# REQUIRED TASK:
Find and copy each line of the records where the string "Port" shows up.

[Stored data]

********************

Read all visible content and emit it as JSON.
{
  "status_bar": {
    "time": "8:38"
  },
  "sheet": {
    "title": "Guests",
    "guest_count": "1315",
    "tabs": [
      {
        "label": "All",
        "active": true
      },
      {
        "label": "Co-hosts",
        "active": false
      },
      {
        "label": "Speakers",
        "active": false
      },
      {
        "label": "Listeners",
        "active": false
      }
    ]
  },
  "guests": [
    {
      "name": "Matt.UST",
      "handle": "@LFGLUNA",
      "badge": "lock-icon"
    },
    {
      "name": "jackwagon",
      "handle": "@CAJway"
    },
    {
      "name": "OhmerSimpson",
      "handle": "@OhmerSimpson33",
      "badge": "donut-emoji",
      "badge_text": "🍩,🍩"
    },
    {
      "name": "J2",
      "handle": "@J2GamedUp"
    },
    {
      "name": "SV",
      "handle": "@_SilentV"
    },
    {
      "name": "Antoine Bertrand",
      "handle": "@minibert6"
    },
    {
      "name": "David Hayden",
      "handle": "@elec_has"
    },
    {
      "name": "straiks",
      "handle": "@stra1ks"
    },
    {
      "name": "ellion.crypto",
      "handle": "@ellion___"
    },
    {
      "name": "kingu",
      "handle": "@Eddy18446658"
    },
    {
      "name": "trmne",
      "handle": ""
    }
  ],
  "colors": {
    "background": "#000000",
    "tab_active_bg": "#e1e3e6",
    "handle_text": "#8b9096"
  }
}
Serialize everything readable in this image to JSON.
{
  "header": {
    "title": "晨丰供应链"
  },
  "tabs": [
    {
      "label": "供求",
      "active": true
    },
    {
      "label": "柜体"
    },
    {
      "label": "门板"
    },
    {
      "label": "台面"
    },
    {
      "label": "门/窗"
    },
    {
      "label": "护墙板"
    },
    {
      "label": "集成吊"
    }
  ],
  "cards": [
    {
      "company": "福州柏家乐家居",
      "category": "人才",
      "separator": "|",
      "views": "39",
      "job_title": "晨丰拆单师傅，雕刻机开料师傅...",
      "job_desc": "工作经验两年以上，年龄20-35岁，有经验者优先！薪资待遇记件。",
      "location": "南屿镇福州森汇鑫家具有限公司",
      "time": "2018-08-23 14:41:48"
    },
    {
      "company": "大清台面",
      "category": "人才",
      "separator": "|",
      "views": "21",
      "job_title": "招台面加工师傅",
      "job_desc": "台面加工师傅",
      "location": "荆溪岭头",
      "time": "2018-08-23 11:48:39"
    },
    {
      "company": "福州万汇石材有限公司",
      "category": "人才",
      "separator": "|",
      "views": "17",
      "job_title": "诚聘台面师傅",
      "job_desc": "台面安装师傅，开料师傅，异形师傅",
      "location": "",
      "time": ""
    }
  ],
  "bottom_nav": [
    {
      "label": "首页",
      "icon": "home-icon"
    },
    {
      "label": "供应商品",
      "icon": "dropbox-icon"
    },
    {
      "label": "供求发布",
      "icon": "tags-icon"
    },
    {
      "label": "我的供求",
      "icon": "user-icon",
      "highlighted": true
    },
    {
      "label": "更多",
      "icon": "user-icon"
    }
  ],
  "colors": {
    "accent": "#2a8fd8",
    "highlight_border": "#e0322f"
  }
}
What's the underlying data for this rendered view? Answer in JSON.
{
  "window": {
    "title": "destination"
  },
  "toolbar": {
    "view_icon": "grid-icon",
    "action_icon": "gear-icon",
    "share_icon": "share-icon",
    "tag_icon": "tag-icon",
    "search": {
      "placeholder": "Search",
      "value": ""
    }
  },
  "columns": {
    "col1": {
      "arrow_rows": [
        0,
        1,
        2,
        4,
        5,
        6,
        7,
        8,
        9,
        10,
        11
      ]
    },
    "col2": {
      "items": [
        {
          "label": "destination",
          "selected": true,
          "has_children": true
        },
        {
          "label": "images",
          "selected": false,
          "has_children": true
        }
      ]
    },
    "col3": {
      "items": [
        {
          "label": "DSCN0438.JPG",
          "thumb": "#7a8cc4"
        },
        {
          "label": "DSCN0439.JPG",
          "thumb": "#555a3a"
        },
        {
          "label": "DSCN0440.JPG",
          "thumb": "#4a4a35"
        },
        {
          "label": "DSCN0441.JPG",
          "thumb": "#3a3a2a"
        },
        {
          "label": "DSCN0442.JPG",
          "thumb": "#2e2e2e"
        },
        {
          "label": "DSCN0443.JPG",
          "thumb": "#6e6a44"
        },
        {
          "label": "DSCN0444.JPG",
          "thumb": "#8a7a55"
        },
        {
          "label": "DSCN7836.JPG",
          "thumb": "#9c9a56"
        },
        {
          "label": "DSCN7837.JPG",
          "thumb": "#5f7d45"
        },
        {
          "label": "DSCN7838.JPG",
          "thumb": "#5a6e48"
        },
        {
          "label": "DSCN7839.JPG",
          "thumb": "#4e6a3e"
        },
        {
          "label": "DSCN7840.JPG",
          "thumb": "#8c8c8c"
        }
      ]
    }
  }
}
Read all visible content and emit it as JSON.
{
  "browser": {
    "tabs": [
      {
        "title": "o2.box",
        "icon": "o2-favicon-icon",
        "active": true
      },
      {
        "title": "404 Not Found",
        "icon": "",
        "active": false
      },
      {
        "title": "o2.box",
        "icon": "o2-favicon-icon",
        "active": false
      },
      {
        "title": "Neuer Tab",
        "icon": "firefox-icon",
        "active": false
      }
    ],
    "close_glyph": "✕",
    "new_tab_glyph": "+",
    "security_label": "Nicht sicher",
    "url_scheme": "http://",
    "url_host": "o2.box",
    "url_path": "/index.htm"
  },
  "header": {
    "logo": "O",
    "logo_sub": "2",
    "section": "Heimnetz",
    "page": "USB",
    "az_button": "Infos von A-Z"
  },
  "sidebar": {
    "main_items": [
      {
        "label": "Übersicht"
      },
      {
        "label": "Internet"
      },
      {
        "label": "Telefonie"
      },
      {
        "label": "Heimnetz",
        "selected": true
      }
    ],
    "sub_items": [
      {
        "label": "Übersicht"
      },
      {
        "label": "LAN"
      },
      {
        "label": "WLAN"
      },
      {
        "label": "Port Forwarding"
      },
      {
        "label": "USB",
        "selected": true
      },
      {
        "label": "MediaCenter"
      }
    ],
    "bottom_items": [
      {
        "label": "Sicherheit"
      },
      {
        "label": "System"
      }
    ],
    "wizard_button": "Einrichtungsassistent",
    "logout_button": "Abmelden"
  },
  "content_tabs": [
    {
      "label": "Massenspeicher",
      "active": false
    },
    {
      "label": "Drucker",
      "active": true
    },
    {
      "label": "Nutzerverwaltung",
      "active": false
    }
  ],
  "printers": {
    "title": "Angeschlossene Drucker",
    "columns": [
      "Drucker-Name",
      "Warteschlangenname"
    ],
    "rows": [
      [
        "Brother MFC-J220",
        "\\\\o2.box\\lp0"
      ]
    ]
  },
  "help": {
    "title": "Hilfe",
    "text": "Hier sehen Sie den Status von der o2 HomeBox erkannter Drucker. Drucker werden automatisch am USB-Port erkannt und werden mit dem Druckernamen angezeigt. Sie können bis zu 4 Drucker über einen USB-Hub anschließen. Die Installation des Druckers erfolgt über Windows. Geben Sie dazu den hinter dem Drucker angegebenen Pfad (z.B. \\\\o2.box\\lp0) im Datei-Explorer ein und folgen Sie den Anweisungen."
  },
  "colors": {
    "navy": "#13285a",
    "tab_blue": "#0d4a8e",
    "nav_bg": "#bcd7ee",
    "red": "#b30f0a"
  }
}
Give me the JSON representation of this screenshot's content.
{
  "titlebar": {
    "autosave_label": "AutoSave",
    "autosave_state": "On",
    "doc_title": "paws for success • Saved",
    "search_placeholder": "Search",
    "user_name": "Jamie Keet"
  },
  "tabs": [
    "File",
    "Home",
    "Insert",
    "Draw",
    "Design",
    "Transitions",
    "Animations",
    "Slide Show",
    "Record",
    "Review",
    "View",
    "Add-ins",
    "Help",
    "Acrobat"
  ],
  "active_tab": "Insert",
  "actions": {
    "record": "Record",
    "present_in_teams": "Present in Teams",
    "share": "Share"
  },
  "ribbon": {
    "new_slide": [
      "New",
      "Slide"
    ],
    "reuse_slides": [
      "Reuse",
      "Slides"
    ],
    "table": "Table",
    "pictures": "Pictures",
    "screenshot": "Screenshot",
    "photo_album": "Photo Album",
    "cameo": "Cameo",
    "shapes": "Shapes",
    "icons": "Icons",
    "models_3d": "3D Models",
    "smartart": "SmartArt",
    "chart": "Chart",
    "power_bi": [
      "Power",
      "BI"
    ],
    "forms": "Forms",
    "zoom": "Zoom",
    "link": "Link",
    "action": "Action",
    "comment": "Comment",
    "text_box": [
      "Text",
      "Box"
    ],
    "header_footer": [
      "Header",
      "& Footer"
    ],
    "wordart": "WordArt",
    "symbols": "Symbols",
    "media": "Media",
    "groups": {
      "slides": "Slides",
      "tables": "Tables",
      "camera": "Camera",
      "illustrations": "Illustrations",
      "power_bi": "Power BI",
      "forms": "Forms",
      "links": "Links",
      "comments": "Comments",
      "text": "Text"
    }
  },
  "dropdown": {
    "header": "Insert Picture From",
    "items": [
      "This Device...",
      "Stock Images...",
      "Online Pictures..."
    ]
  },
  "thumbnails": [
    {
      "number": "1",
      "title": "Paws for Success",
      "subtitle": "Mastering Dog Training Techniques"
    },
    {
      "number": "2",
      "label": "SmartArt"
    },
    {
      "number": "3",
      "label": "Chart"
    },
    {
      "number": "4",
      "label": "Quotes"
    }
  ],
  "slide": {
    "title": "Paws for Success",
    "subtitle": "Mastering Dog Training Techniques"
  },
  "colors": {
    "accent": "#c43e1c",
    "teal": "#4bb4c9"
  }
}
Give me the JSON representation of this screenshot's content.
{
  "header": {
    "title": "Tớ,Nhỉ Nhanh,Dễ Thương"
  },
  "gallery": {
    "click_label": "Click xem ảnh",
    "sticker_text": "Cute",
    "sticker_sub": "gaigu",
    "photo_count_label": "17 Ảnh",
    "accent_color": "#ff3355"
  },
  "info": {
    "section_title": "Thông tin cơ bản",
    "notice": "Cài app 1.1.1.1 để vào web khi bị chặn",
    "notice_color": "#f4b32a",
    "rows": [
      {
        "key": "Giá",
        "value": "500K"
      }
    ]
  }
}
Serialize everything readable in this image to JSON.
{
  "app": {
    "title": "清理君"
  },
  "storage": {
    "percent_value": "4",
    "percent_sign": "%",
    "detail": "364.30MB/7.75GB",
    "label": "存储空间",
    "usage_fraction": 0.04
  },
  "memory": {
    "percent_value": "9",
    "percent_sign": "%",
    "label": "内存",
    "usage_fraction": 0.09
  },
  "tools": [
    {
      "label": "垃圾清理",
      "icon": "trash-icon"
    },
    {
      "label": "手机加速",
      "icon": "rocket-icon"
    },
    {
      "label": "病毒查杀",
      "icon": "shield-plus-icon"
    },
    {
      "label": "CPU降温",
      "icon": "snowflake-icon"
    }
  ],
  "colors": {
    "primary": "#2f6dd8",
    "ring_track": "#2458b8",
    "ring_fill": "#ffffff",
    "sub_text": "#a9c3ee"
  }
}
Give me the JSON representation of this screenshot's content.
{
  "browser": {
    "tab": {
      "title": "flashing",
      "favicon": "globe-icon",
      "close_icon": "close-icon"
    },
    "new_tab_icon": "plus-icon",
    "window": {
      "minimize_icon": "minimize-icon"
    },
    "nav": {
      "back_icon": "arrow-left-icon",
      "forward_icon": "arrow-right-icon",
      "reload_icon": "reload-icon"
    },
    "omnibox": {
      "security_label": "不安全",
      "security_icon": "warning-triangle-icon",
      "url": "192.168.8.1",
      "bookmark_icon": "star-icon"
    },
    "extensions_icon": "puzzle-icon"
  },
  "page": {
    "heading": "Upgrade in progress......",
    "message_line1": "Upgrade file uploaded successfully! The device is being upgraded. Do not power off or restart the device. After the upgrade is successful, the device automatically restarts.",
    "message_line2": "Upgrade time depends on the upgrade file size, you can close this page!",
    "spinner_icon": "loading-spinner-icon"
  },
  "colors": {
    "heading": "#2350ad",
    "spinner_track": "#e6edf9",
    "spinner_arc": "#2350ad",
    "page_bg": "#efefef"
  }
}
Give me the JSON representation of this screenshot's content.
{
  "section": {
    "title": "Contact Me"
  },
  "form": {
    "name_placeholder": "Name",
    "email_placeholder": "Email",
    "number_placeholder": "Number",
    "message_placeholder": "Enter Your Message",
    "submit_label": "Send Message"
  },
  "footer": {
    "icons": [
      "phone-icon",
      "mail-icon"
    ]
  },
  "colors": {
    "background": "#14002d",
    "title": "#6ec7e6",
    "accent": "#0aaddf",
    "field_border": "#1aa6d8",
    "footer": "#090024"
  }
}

********************

# RESPONSE TO THIS TASK:
        "label": "Port Forwarding"
    "text": "Hier sehen Sie den Status von der o2 HomeBox erkannter Drucker. Drucker werden automatisch am USB-Port erkannt und werden mit dem Druckernamen angezeigt. Sie können bis zu 4 Drucker über einen USB-Hub anschließen. Die Installation des Druckers erfolgt über Windows. Geben Sie dazu den hinter dem Drucker angegebenen Pfad (z.B. \\\\o2.box\\lp0) im Datei-Explorer ein und folgen Sie den Anweisungen."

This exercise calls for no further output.